■ **Exercise brief**
Repeat all of the records verbatim.

■ **Entries provided**
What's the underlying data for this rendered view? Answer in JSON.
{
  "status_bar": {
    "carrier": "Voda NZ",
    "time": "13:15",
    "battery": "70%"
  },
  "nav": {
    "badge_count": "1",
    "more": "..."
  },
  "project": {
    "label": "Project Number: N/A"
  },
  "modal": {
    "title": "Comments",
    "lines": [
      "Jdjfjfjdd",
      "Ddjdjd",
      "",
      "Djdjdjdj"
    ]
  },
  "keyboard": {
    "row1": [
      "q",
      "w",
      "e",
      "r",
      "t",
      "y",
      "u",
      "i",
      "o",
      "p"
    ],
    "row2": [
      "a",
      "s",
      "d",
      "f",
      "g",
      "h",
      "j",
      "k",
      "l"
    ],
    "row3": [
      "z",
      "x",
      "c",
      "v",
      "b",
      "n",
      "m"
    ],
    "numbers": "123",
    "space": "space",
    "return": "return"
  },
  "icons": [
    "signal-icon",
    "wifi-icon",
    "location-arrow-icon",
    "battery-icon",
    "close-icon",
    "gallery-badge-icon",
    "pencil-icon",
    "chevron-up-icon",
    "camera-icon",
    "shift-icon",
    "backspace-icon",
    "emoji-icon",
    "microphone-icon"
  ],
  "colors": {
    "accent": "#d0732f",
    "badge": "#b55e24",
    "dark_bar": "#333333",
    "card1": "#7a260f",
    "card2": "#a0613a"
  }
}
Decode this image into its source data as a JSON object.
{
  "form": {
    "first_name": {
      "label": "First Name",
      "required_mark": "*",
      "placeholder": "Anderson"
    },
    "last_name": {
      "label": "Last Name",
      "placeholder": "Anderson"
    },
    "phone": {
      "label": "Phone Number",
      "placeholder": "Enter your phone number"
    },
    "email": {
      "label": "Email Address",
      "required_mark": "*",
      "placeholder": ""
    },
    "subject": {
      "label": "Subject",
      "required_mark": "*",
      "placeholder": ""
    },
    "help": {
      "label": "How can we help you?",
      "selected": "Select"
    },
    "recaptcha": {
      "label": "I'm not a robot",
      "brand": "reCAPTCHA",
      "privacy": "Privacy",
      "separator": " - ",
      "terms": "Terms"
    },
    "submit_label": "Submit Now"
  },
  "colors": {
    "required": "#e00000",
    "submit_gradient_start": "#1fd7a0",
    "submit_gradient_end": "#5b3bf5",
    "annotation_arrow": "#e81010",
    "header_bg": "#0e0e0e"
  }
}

■ **The response**
What's the underlying data for this rendered view? Answer in JSON.
{
  "status_bar": {
    "carrier": "Voda NZ",
    "time": "13:15",
    "battery": "70%"
  },
  "nav": {
    "badge_count": "1",
    "more": "..."
  },
  "project": {
    "label": "Project Number: N/A"
  },
  "modal": {
    "title": "Comments",
    "lines": [
      "Jdjfjfjdd",
      "Ddjdjd",
      "",
      "Djdjdjdj"
    ]
  },
  "keyboard": {
    "row1": [
      "q",
      "w",
      "e",
      "r",
      "t",
      "y",
      "u",
      "i",
      "o",
      "p"
    ],
    "row2": [
      "a",
      "s",
      "d",
      "f",
      "g",
      "h",
      "j",
      "k",
      "l"
    ],
    "row3": [
      "z",
      "x",
      "c",
      "v",
      "b",
      "n",
      "m"
    ],
    "numbers": "123",
    "space": "space",
    "return": "return"
  },
  "icons": [
    "signal-icon",
    "wifi-icon",
    "location-arrow-icon",
    "battery-icon",
    "close-icon",
    "gallery-badge-icon",
    "pencil-icon",
    "chevron-up-icon",
    "camera-icon",
    "shift-icon",
    "backspace-icon",
    "emoji-icon",
    "microphone-icon"
  ],
  "colors": {
    "accent": "#d0732f",
    "badge": "#b55e24",
    "dark_bar": "#333333",
    "card1": "#7a260f",
    "card2": "#a0613a"
  }
}
Decode this image into its source data as a JSON object.
{
  "form": {
    "first_name": {
      "label": "First Name",
      "required_mark": "*",
      "placeholder": "Anderson"
    },
    "last_name": {
      "label": "Last Name",
      "placeholder": "Anderson"
    },
    "phone": {
      "label": "Phone Number",
      "placeholder": "Enter your phone number"
    },
    "email": {
      "label": "Email Address",
      "required_mark": "*",
      "placeholder": ""
    },
    "subject": {
      "label": "Subject",
      "required_mark": "*",
      "placeholder": ""
    },
    "help": {
      "label": "How can we help you?",
      "selected": "Select"
    },
    "recaptcha": {
      "label": "I'm not a robot",
      "brand": "reCAPTCHA",
      "privacy": "Privacy",
      "separator": " - ",
      "terms": "Terms"
    },
    "submit_label": "Submit Now"
  },
  "colors": {
    "required": "#e00000",
    "submit_gradient_start": "#1fd7a0",
    "submit_gradient_end": "#5b3bf5",
    "annotation_arrow": "#e81010",
    "header_bg": "#0e0e0e"
  }
}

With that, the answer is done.